(begin)

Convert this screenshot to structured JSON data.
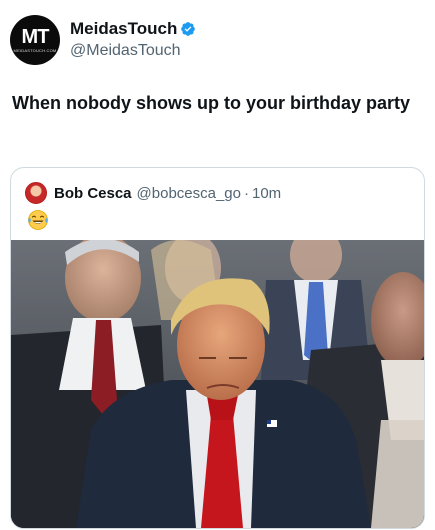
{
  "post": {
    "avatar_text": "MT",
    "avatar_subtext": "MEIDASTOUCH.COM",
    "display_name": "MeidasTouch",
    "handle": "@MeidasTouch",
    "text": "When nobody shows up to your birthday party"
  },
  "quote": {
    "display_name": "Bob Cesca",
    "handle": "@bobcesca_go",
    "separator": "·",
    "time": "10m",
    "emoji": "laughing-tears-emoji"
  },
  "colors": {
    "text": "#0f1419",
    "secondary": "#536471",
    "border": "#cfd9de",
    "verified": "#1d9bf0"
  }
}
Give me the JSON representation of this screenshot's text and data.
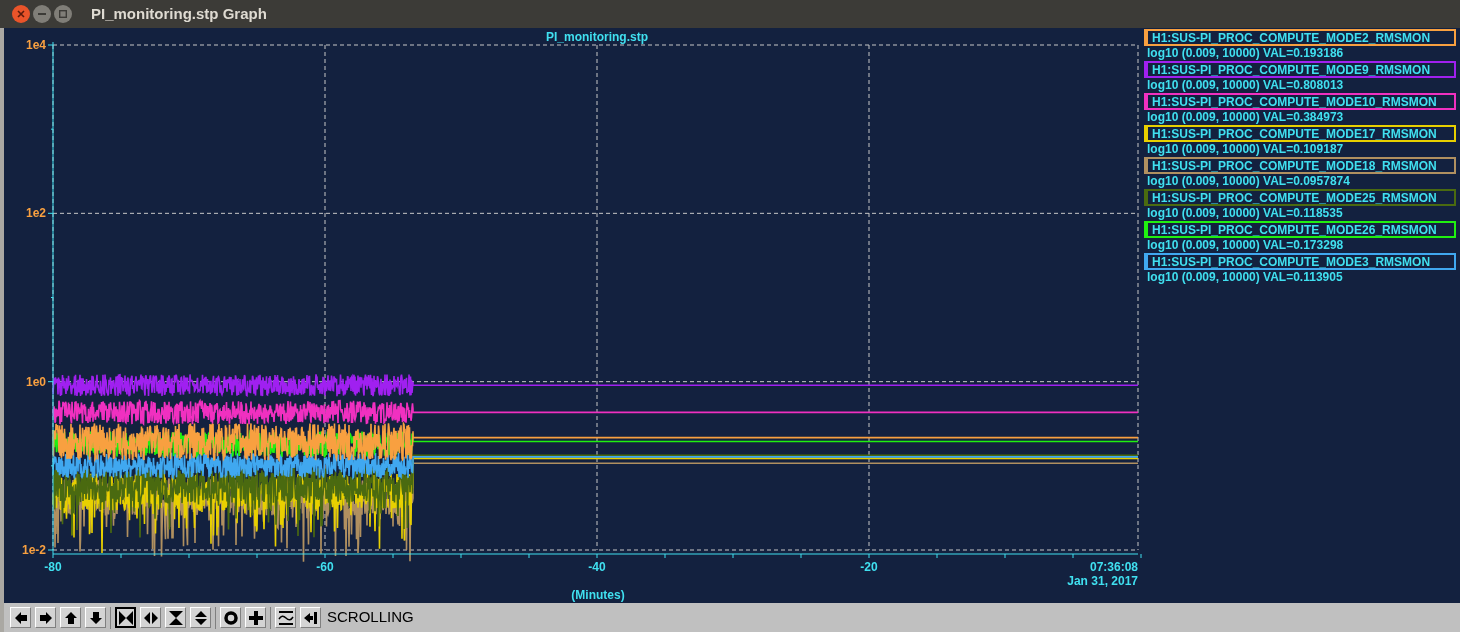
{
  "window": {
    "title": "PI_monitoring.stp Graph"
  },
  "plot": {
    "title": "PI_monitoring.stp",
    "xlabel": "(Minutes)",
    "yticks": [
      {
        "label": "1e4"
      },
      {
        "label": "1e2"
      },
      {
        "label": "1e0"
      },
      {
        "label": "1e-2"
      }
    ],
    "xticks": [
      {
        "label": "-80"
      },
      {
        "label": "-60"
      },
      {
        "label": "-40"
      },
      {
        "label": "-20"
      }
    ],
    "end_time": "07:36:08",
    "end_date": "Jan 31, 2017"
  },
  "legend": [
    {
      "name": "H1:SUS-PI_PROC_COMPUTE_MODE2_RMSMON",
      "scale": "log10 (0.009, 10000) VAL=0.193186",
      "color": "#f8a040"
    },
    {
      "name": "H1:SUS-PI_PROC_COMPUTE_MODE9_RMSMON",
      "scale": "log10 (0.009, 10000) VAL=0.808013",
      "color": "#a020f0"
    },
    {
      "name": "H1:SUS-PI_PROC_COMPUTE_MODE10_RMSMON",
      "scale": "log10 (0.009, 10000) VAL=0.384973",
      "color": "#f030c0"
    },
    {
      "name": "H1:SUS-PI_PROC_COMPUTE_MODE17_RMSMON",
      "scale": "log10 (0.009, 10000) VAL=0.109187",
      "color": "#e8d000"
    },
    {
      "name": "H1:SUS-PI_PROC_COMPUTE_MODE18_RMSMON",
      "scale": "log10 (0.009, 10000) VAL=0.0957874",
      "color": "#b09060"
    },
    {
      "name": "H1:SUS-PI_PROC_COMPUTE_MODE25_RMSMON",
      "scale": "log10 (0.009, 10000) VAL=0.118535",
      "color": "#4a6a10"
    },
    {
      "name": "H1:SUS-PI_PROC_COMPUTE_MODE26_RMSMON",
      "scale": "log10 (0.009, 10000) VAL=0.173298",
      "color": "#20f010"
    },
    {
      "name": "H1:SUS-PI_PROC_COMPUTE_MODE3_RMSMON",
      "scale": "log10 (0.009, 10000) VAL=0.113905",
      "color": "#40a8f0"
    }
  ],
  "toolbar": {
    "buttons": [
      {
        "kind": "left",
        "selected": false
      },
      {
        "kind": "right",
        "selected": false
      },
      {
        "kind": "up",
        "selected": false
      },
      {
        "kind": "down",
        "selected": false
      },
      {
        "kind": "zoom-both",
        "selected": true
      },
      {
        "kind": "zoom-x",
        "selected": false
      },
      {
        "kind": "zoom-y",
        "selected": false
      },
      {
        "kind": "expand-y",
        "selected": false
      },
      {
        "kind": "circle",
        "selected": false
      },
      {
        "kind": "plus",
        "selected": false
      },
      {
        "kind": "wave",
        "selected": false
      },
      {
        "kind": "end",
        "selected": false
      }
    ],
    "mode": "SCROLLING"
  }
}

(end)

→ **Work to complete**
Retype all entries exactly as they appear, dropping the images.

→ **Exercise response**
Convert this screenshot to structured JSON data.
{
  "post": {
    "avatar_text": "MT",
    "avatar_subtext": "MEIDASTOUCH.COM",
    "display_name": "MeidasTouch",
    "handle": "@MeidasTouch",
    "text": "When nobody shows up to your birthday party"
  },
  "quote": {
    "display_name": "Bob Cesca",
    "handle": "@bobcesca_go",
    "separator": "·",
    "time": "10m",
    "emoji": "laughing-tears-emoji"
  },
  "colors": {
    "text": "#0f1419",
    "secondary": "#536471",
    "border": "#cfd9de",
    "verified": "#1d9bf0"
  }
}
Give me the JSON representation of this screenshot's text and data.
{
  "window": {
    "title": "PI_monitoring.stp Graph"
  },
  "plot": {
    "title": "PI_monitoring.stp",
    "xlabel": "(Minutes)",
    "yticks": [
      {
        "label": "1e4"
      },
      {
        "label": "1e2"
      },
      {
        "label": "1e0"
      },
      {
        "label": "1e-2"
      }
    ],
    "xticks": [
      {
        "label": "-80"
      },
      {
        "label": "-60"
      },
      {
        "label": "-40"
      },
      {
        "label": "-20"
      }
    ],
    "end_time": "07:36:08",
    "end_date": "Jan 31, 2017"
  },
  "legend": [
    {
      "name": "H1:SUS-PI_PROC_COMPUTE_MODE2_RMSMON",
      "scale": "log10 (0.009, 10000) VAL=0.193186",
      "color": "#f8a040"
    },
    {
      "name": "H1:SUS-PI_PROC_COMPUTE_MODE9_RMSMON",
      "scale": "log10 (0.009, 10000) VAL=0.808013",
      "color": "#a020f0"
    },
    {
      "name": "H1:SUS-PI_PROC_COMPUTE_MODE10_RMSMON",
      "scale": "log10 (0.009, 10000) VAL=0.384973",
      "color": "#f030c0"
    },
    {
      "name": "H1:SUS-PI_PROC_COMPUTE_MODE17_RMSMON",
      "scale": "log10 (0.009, 10000) VAL=0.109187",
      "color": "#e8d000"
    },
    {
      "name": "H1:SUS-PI_PROC_COMPUTE_MODE18_RMSMON",
      "scale": "log10 (0.009, 10000) VAL=0.0957874",
      "color": "#b09060"
    },
    {
      "name": "H1:SUS-PI_PROC_COMPUTE_MODE25_RMSMON",
      "scale": "log10 (0.009, 10000) VAL=0.118535",
      "color": "#4a6a10"
    },
    {
      "name": "H1:SUS-PI_PROC_COMPUTE_MODE26_RMSMON",
      "scale": "log10 (0.009, 10000) VAL=0.173298",
      "color": "#20f010"
    },
    {
      "name": "H1:SUS-PI_PROC_COMPUTE_MODE3_RMSMON",
      "scale": "log10 (0.009, 10000) VAL=0.113905",
      "color": "#40a8f0"
    }
  ],
  "toolbar": {
    "buttons": [
      {
        "kind": "left",
        "selected": false
      },
      {
        "kind": "right",
        "selected": false
      },
      {
        "kind": "up",
        "selected": false
      },
      {
        "kind": "down",
        "selected": false
      },
      {
        "kind": "zoom-both",
        "selected": true
      },
      {
        "kind": "zoom-x",
        "selected": false
      },
      {
        "kind": "zoom-y",
        "selected": false
      },
      {
        "kind": "expand-y",
        "selected": false
      },
      {
        "kind": "circle",
        "selected": false
      },
      {
        "kind": "plus",
        "selected": false
      },
      {
        "kind": "wave",
        "selected": false
      },
      {
        "kind": "end",
        "selected": false
      }
    ],
    "mode": "SCROLLING"
  }
}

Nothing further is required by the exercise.